(Dataset items)

* * * * *

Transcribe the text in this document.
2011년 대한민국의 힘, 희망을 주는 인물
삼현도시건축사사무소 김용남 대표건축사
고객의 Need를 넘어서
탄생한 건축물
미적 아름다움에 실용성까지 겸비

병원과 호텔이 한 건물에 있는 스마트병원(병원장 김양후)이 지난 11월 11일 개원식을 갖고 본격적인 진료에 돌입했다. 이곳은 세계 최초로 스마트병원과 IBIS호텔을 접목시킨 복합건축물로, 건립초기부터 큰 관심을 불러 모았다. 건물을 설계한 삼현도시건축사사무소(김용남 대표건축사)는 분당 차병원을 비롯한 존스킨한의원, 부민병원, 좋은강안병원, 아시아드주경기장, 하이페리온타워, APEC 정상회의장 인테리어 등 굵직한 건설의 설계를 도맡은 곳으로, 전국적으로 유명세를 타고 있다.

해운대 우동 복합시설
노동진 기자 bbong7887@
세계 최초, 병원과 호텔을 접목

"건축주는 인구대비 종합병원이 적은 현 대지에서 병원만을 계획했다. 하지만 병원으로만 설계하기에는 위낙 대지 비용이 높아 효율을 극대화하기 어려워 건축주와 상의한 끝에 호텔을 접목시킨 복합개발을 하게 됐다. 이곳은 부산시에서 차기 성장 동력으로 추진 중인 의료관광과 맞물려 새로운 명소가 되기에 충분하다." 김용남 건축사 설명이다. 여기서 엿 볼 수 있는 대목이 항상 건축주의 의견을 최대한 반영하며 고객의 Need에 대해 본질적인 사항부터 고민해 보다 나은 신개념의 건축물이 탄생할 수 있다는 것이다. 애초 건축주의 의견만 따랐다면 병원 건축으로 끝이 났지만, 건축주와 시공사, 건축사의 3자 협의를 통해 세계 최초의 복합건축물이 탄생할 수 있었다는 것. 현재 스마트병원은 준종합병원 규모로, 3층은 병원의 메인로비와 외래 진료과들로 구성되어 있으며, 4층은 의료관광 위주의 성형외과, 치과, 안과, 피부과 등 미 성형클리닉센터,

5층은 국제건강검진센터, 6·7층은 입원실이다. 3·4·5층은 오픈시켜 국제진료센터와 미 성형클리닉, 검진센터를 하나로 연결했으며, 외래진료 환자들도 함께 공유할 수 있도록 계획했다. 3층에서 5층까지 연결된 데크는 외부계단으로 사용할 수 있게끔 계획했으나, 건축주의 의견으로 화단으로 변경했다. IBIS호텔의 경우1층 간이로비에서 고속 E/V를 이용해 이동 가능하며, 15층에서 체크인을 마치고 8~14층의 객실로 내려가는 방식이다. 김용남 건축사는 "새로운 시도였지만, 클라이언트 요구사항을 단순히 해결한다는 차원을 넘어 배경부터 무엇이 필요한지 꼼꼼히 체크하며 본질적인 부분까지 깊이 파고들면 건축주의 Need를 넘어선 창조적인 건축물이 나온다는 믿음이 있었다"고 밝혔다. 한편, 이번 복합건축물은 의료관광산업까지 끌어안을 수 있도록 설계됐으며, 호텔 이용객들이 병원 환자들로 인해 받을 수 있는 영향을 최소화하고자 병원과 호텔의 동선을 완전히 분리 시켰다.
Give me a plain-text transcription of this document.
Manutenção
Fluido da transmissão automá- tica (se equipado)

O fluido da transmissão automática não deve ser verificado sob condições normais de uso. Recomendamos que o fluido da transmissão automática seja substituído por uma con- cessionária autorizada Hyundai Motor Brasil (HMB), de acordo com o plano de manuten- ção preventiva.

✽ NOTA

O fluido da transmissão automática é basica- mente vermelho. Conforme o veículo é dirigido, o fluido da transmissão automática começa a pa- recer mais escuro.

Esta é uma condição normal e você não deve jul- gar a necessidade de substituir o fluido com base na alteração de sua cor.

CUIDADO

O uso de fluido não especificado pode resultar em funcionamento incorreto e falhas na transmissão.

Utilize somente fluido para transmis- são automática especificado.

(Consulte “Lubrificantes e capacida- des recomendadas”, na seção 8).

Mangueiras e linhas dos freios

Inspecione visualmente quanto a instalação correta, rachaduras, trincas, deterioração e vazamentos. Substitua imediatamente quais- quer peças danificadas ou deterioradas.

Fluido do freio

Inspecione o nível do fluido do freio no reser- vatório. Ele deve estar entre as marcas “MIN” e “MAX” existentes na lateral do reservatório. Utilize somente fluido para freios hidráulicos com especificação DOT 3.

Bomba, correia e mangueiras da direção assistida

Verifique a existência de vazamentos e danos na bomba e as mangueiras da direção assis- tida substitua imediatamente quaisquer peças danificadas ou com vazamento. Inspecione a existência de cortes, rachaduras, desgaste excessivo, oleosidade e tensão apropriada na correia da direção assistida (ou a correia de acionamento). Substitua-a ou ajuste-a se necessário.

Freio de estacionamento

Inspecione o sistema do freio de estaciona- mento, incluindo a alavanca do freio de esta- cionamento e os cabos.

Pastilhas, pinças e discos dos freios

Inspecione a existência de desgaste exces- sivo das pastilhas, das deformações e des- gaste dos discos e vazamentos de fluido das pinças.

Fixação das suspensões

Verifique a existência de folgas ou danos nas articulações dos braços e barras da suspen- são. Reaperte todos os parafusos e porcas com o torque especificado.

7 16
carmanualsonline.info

* * * * *

YOUR GOAL:
Faithfully copy every entry, leaving nothing out.

EXERCISE OUTPUT:
Transcribe the text in this document.
2011년 대한민국의 힘, 희망을 주는 인물
삼현도시건축사사무소 김용남 대표건축사
고객의 Need를 넘어서
탄생한 건축물
미적 아름다움에 실용성까지 겸비

병원과 호텔이 한 건물에 있는 스마트병원(병원장 김양후)이 지난 11월 11일 개원식을 갖고 본격적인 진료에 돌입했다. 이곳은 세계 최초로 스마트병원과 IBIS호텔을 접목시킨 복합건축물로, 건립초기부터 큰 관심을 불러 모았다. 건물을 설계한 삼현도시건축사사무소(김용남 대표건축사)는 분당 차병원을 비롯한 존스킨한의원, 부민병원, 좋은강안병원, 아시아드주경기장, 하이페리온타워, APEC 정상회의장 인테리어 등 굵직한 건설의 설계를 도맡은 곳으로, 전국적으로 유명세를 타고 있다.

해운대 우동 복합시설
노동진 기자 bbong7887@
세계 최초, 병원과 호텔을 접목

"건축주는 인구대비 종합병원이 적은 현 대지에서 병원만을 계획했다. 하지만 병원으로만 설계하기에는 위낙 대지 비용이 높아 효율을 극대화하기 어려워 건축주와 상의한 끝에 호텔을 접목시킨 복합개발을 하게 됐다. 이곳은 부산시에서 차기 성장 동력으로 추진 중인 의료관광과 맞물려 새로운 명소가 되기에 충분하다." 김용남 건축사 설명이다. 여기서 엿 볼 수 있는 대목이 항상 건축주의 의견을 최대한 반영하며 고객의 Need에 대해 본질적인 사항부터 고민해 보다 나은 신개념의 건축물이 탄생할 수 있다는 것이다. 애초 건축주의 의견만 따랐다면 병원 건축으로 끝이 났지만, 건축주와 시공사, 건축사의 3자 협의를 통해 세계 최초의 복합건축물이 탄생할 수 있었다는 것. 현재 스마트병원은 준종합병원 규모로, 3층은 병원의 메인로비와 외래 진료과들로 구성되어 있으며, 4층은 의료관광 위주의 성형외과, 치과, 안과, 피부과 등 미 성형클리닉센터,

5층은 국제건강검진센터, 6·7층은 입원실이다. 3·4·5층은 오픈시켜 국제진료센터와 미 성형클리닉, 검진센터를 하나로 연결했으며, 외래진료 환자들도 함께 공유할 수 있도록 계획했다. 3층에서 5층까지 연결된 데크는 외부계단으로 사용할 수 있게끔 계획했으나, 건축주의 의견으로 화단으로 변경했다. IBIS호텔의 경우1층 간이로비에서 고속 E/V를 이용해 이동 가능하며, 15층에서 체크인을 마치고 8~14층의 객실로 내려가는 방식이다. 김용남 건축사는 "새로운 시도였지만, 클라이언트 요구사항을 단순히 해결한다는 차원을 넘어 배경부터 무엇이 필요한지 꼼꼼히 체크하며 본질적인 부분까지 깊이 파고들면 건축주의 Need를 넘어선 창조적인 건축물이 나온다는 믿음이 있었다"고 밝혔다. 한편, 이번 복합건축물은 의료관광산업까지 끌어안을 수 있도록 설계됐으며, 호텔 이용객들이 병원 환자들로 인해 받을 수 있는 영향을 최소화하고자 병원과 호텔의 동선을 완전히 분리 시켰다.
Give me a plain-text transcription of this document.
Manutenção
Fluido da transmissão automá- tica (se equipado)

O fluido da transmissão automática não deve ser verificado sob condições normais de uso. Recomendamos que o fluido da transmissão automática seja substituído por uma con- cessionária autorizada Hyundai Motor Brasil (HMB), de acordo com o plano de manuten- ção preventiva.

✽ NOTA

O fluido da transmissão automática é basica- mente vermelho. Conforme o veículo é dirigido, o fluido da transmissão automática começa a pa- recer mais escuro.

Esta é uma condição normal e você não deve jul- gar a necessidade de substituir o fluido com base na alteração de sua cor.

CUIDADO

O uso de fluido não especificado pode resultar em funcionamento incorreto e falhas na transmissão.

Utilize somente fluido para transmis- são automática especificado.

(Consulte “Lubrificantes e capacida- des recomendadas”, na seção 8).

Mangueiras e linhas dos freios

Inspecione visualmente quanto a instalação correta, rachaduras, trincas, deterioração e vazamentos. Substitua imediatamente quais- quer peças danificadas ou deterioradas.

Fluido do freio

Inspecione o nível do fluido do freio no reser- vatório. Ele deve estar entre as marcas “MIN” e “MAX” existentes na lateral do reservatório. Utilize somente fluido para freios hidráulicos com especificação DOT 3.

Bomba, correia e mangueiras da direção assistida

Verifique a existência de vazamentos e danos na bomba e as mangueiras da direção assis- tida substitua imediatamente quaisquer peças danificadas ou com vazamento. Inspecione a existência de cortes, rachaduras, desgaste excessivo, oleosidade e tensão apropriada na correia da direção assistida (ou a correia de acionamento). Substitua-a ou ajuste-a se necessário.

Freio de estacionamento

Inspecione o sistema do freio de estaciona- mento, incluindo a alavanca do freio de esta- cionamento e os cabos.

Pastilhas, pinças e discos dos freios

Inspecione a existência de desgaste exces- sivo das pastilhas, das deformações e des- gaste dos discos e vazamentos de fluido das pinças.

Fixação das suspensões

Verifique a existência de folgas ou danos nas articulações dos braços e barras da suspen- são. Reaperte todos os parafusos e porcas com o torque especificado.

7 16
carmanualsonline.info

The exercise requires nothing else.